-- Start of INFORMATION SUPPLIED --

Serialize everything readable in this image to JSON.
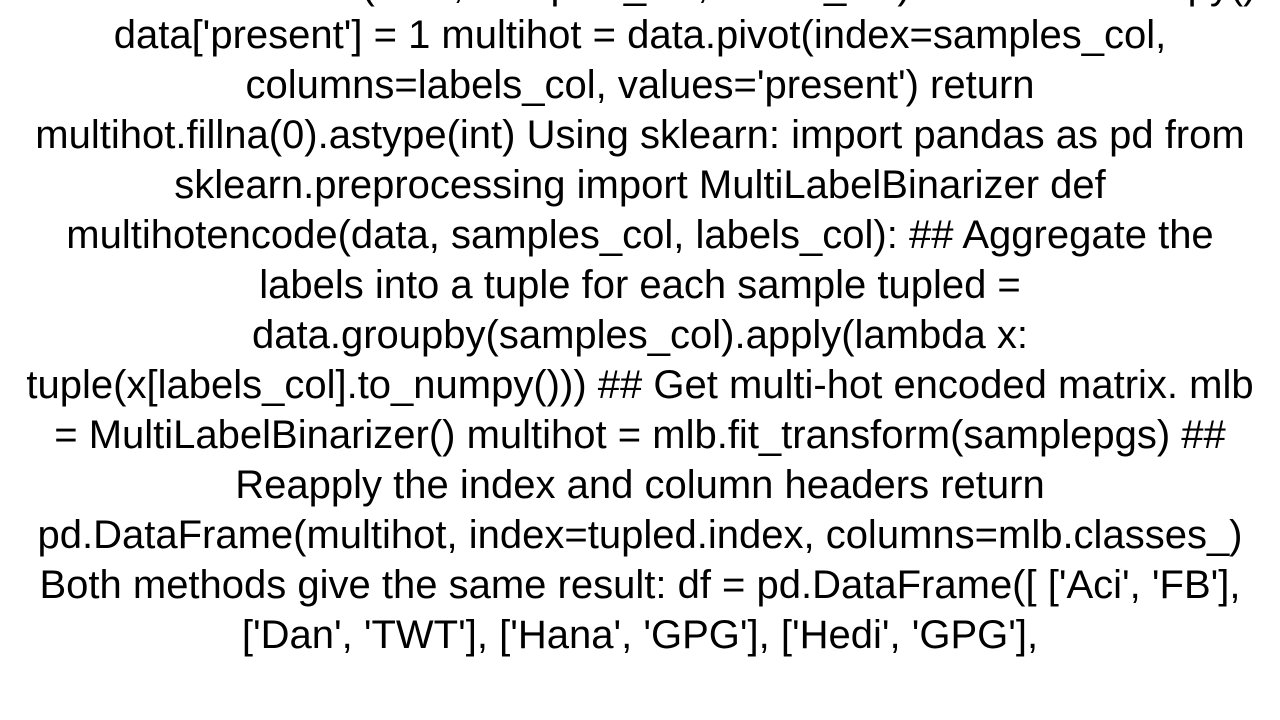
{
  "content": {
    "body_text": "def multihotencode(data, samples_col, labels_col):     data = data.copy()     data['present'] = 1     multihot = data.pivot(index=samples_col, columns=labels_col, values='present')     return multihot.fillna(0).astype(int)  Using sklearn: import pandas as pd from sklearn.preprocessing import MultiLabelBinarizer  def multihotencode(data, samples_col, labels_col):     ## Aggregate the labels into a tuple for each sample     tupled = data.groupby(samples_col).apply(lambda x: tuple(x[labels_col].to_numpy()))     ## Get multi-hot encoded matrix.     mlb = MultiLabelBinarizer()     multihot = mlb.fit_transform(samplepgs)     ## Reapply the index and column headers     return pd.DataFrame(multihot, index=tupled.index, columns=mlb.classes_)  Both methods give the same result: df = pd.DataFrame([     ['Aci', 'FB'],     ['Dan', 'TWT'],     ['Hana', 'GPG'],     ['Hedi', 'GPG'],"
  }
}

-- End of INFORMATION SUPPLIED --

Every line of the material is to be quoted exactly, with no pictures carried over.

▸ RESPONSE TO THE EXERCISE
Serialize everything readable in this image to JSON.
{
  "content": {
    "body_text": "def multihotencode(data, samples_col, labels_col):     data = data.copy()     data['present'] = 1     multihot = data.pivot(index=samples_col, columns=labels_col, values='present')     return multihot.fillna(0).astype(int)  Using sklearn: import pandas as pd from sklearn.preprocessing import MultiLabelBinarizer  def multihotencode(data, samples_col, labels_col):     ## Aggregate the labels into a tuple for each sample     tupled = data.groupby(samples_col).apply(lambda x: tuple(x[labels_col].to_numpy()))     ## Get multi-hot encoded matrix.     mlb = MultiLabelBinarizer()     multihot = mlb.fit_transform(samplepgs)     ## Reapply the index and column headers     return pd.DataFrame(multihot, index=tupled.index, columns=mlb.classes_)  Both methods give the same result: df = pd.DataFrame([     ['Aci', 'FB'],     ['Dan', 'TWT'],     ['Hana', 'GPG'],     ['Hedi', 'GPG'],"
  }
}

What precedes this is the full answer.